Extract to read →
Discovery of novel cellulases from “genomic dark matter” via gene neighborhood analysis
Thursday, May 1, 2014: 1:00 PM
Grand Ballroom D-E, lobby level (Hilton Clearwater Beach)
Hailan Piao1, Jeff Froula2, Chongbin Du2, Tae-Wan Kim3, Erik Hawley2, Stefan Bauer3, Zhong Wang2, Nathalia Ivanova2, Douglas S. Clark4, Hans-Peter Klenk5 and Matthias Hess1, (1)Washington State University, Richland, WA, (2)DOE Joint Genome Institute, Walnut Creek, (3)Energy Biosciences Institute, Berkeley, CA, (4)Chemical and Biomolecular Engineering, University of California - Berkeley, Berkeley, CA, (5)Leibniz Institute-DSMZ, German Collection of Microorganisms and Cell Cultures, Braunschweig, Germany
Recent advances in DNA sequencing technologies and sequence similarity-based genome annotation resulted in the identification of thousands of biomass-degrading enzymes from microorganisms. A major drawback of similarity-based annotation is the fact that it relies on a certain degree of sequence similarity between two nucleotide sequences. Approximately 1/3 of the genes within microbial genomes lacks currently any functional assignment and represents “genomic dark matter”. New strategies to access and extract biological information from “genomic dark matter” might hold a key to increase the number and diversity of cellulases; enzymes which are required for improved biomass conversion processes. In the study presented here, we utilized a gene neighborhood-based approach that analyzes the spatial context of a gene to predict its function. Screening of more than 5,500 microbial genomes resulted in the identification of 17 putative cellulases that had too little sequence similarity to be classified as such by traditional sequence-based gene prediction and annotation algorithms. We cloned and expressed these putative cellulases and tested the recombinant proteins for their activity against a suite of different substrates, including Miscanthus. Eleven of the tested enzymes showed activity against at least one of the employed substrates, suggesting that our approach was used successfully to assign functional information to genome fragments that would otherwise be annotated as “genomic dark matter”. The verified cellulases can be used to populate the sequence space of known cellulases, simultaneously adding diversity to known cellulases and facilitating the discovery of new functional cellulases using conventional sequence similarity-based approaches.

Stored data entries
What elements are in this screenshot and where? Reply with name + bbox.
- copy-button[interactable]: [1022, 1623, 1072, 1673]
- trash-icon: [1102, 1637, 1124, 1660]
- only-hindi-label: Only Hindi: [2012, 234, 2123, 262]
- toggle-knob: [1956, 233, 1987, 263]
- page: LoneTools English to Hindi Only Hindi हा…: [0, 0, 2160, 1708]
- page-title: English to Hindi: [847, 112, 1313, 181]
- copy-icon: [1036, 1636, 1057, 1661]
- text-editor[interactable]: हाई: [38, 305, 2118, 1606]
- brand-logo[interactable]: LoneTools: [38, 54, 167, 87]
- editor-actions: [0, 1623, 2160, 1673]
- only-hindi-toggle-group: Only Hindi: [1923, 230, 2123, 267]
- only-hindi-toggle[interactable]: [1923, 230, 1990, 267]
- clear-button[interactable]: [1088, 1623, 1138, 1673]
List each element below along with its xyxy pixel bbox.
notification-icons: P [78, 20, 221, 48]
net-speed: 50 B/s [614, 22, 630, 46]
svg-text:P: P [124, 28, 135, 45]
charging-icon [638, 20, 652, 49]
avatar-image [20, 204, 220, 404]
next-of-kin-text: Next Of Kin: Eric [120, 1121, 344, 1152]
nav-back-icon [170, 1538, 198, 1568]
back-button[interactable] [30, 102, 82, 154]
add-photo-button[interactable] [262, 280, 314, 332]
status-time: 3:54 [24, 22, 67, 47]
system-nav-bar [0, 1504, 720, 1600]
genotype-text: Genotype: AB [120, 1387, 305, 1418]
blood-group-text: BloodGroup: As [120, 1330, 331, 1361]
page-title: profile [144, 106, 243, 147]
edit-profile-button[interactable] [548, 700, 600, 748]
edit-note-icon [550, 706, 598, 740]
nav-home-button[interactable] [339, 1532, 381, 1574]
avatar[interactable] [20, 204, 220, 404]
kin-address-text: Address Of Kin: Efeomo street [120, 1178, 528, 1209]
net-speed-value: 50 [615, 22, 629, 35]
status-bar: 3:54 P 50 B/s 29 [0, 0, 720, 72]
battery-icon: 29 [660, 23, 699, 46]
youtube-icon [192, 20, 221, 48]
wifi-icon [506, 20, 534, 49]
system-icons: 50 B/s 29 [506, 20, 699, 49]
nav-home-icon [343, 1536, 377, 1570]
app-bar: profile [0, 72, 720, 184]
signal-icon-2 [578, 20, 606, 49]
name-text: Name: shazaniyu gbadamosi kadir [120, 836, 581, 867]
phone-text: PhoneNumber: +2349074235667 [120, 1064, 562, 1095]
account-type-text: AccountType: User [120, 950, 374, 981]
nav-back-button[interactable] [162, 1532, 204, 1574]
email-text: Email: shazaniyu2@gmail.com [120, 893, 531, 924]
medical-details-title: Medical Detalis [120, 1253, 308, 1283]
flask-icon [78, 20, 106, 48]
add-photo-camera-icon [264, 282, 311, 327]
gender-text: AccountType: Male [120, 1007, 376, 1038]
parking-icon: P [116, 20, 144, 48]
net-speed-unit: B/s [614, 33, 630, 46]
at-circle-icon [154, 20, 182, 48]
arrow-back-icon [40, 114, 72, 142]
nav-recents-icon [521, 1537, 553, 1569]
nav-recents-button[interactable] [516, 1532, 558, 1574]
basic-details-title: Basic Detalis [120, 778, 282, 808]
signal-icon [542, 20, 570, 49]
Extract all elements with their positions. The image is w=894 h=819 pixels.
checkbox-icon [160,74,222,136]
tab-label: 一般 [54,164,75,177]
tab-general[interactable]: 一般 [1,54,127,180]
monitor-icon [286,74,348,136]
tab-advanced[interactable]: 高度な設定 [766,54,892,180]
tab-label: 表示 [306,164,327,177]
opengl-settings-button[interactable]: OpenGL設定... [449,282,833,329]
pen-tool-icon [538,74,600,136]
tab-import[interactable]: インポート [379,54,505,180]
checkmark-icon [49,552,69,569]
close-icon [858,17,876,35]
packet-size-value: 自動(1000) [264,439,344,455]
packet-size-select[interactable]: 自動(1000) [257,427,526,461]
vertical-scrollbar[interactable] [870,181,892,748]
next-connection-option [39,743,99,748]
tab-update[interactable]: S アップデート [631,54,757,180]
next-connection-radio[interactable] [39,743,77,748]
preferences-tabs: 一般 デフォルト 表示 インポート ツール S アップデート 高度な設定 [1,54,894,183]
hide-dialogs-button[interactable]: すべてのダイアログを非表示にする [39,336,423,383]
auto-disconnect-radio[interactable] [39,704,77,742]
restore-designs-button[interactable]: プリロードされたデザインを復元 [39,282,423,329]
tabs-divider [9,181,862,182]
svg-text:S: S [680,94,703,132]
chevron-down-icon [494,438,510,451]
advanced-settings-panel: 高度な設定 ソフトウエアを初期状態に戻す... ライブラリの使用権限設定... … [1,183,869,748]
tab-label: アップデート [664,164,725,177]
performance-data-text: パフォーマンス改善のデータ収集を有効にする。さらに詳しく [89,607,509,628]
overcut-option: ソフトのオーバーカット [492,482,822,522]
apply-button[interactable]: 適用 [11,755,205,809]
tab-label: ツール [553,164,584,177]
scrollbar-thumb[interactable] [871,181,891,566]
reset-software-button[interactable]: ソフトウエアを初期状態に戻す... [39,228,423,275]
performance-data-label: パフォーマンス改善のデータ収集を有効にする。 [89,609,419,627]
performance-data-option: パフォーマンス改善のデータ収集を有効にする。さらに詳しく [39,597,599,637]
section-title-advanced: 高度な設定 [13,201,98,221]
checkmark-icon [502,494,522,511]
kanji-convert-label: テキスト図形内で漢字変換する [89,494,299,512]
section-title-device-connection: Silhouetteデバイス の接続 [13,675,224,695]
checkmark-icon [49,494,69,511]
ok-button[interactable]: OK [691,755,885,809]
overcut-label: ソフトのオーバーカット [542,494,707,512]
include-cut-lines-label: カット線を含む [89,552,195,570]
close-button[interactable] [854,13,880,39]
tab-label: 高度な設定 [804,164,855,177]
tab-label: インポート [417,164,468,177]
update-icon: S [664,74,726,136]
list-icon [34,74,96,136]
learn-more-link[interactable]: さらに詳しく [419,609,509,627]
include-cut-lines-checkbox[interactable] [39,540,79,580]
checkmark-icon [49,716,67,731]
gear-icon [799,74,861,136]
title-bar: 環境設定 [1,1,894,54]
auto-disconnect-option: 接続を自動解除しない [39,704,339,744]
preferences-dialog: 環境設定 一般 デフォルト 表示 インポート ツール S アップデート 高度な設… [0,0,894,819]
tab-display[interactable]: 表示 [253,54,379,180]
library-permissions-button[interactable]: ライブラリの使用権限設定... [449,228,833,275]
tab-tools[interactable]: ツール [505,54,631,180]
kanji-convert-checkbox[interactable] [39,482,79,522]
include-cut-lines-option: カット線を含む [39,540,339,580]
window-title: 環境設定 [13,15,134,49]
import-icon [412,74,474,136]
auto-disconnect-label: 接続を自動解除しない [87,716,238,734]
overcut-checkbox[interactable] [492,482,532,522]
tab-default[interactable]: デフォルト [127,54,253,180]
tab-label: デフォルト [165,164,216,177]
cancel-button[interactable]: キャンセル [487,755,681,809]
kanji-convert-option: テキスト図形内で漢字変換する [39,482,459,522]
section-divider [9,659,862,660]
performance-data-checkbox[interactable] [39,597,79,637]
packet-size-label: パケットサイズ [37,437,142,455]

Your goal →
Update the cellulase abstract by reproducing the stretch from "Discovery of novel" through "(Hilton Clearwater Beach)", with "lobby level" replaced by "ground floor".

Exercise response →
Discovery of novel cellulases from “genomic dark matter” via gene neighborhood analysis
Thursday, May 1, 2014: 1:00 PM
Grand Ballroom D-E, ground floor (Hilton Clearwater Beach)